• _What this task involves_: Copy the material below, replacing every "gantt-block-label" with "gantt-bar-label". Leave everything else unchanged.

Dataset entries
(begin)
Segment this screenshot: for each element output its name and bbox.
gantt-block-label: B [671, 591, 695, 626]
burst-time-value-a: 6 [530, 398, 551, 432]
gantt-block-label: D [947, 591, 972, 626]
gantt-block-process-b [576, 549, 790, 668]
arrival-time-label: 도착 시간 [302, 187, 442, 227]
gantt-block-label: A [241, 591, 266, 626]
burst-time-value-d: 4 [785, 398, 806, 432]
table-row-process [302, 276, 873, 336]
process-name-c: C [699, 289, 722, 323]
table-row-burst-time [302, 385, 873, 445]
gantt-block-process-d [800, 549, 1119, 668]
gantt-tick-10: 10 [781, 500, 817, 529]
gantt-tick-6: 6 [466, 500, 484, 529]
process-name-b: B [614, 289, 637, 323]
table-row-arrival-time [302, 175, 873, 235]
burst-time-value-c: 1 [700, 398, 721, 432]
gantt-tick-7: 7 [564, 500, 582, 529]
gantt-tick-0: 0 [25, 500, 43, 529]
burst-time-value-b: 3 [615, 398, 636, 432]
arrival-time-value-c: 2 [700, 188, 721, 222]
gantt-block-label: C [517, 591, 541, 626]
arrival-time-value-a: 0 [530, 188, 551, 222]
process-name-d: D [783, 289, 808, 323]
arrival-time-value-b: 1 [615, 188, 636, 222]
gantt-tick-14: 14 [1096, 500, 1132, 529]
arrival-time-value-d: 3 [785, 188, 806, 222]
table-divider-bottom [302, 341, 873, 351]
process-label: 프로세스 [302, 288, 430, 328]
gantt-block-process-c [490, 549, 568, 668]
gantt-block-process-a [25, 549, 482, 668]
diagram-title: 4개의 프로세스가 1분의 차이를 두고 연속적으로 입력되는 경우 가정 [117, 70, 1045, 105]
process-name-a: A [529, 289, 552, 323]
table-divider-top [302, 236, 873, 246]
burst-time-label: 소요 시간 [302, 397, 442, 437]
(end)
• _Complete output_:
Segment this screenshot: for each element output its name and bbox.
gantt-bar-label: B [671, 591, 695, 626]
burst-time-value-a: 6 [530, 398, 551, 432]
gantt-bar-label: D [947, 591, 972, 626]
gantt-block-process-b [576, 549, 790, 668]
arrival-time-label: 도착 시간 [302, 187, 442, 227]
gantt-bar-label: A [241, 591, 266, 626]
burst-time-value-d: 4 [785, 398, 806, 432]
table-row-process [302, 276, 873, 336]
process-name-c: C [699, 289, 722, 323]
table-row-burst-time [302, 385, 873, 445]
gantt-block-process-d [800, 549, 1119, 668]
gantt-tick-10: 10 [781, 500, 817, 529]
gantt-tick-6: 6 [466, 500, 484, 529]
process-name-b: B [614, 289, 637, 323]
table-row-arrival-time [302, 175, 873, 235]
burst-time-value-c: 1 [700, 398, 721, 432]
gantt-tick-7: 7 [564, 500, 582, 529]
gantt-tick-0: 0 [25, 500, 43, 529]
burst-time-value-b: 3 [615, 398, 636, 432]
arrival-time-value-c: 2 [700, 188, 721, 222]
gantt-bar-label: C [517, 591, 541, 626]
arrival-time-value-a: 0 [530, 188, 551, 222]
process-name-d: D [783, 289, 808, 323]
arrival-time-value-b: 1 [615, 188, 636, 222]
gantt-tick-14: 14 [1096, 500, 1132, 529]
arrival-time-value-d: 3 [785, 188, 806, 222]
table-divider-bottom [302, 341, 873, 351]
process-label: 프로세스 [302, 288, 430, 328]
gantt-block-process-c [490, 549, 568, 668]
gantt-block-process-a [25, 549, 482, 668]
diagram-title: 4개의 프로세스가 1분의 차이를 두고 연속적으로 입력되는 경우 가정 [117, 70, 1045, 105]
process-name-a: A [529, 289, 552, 323]
table-divider-top [302, 236, 873, 246]
burst-time-label: 소요 시간 [302, 397, 442, 437]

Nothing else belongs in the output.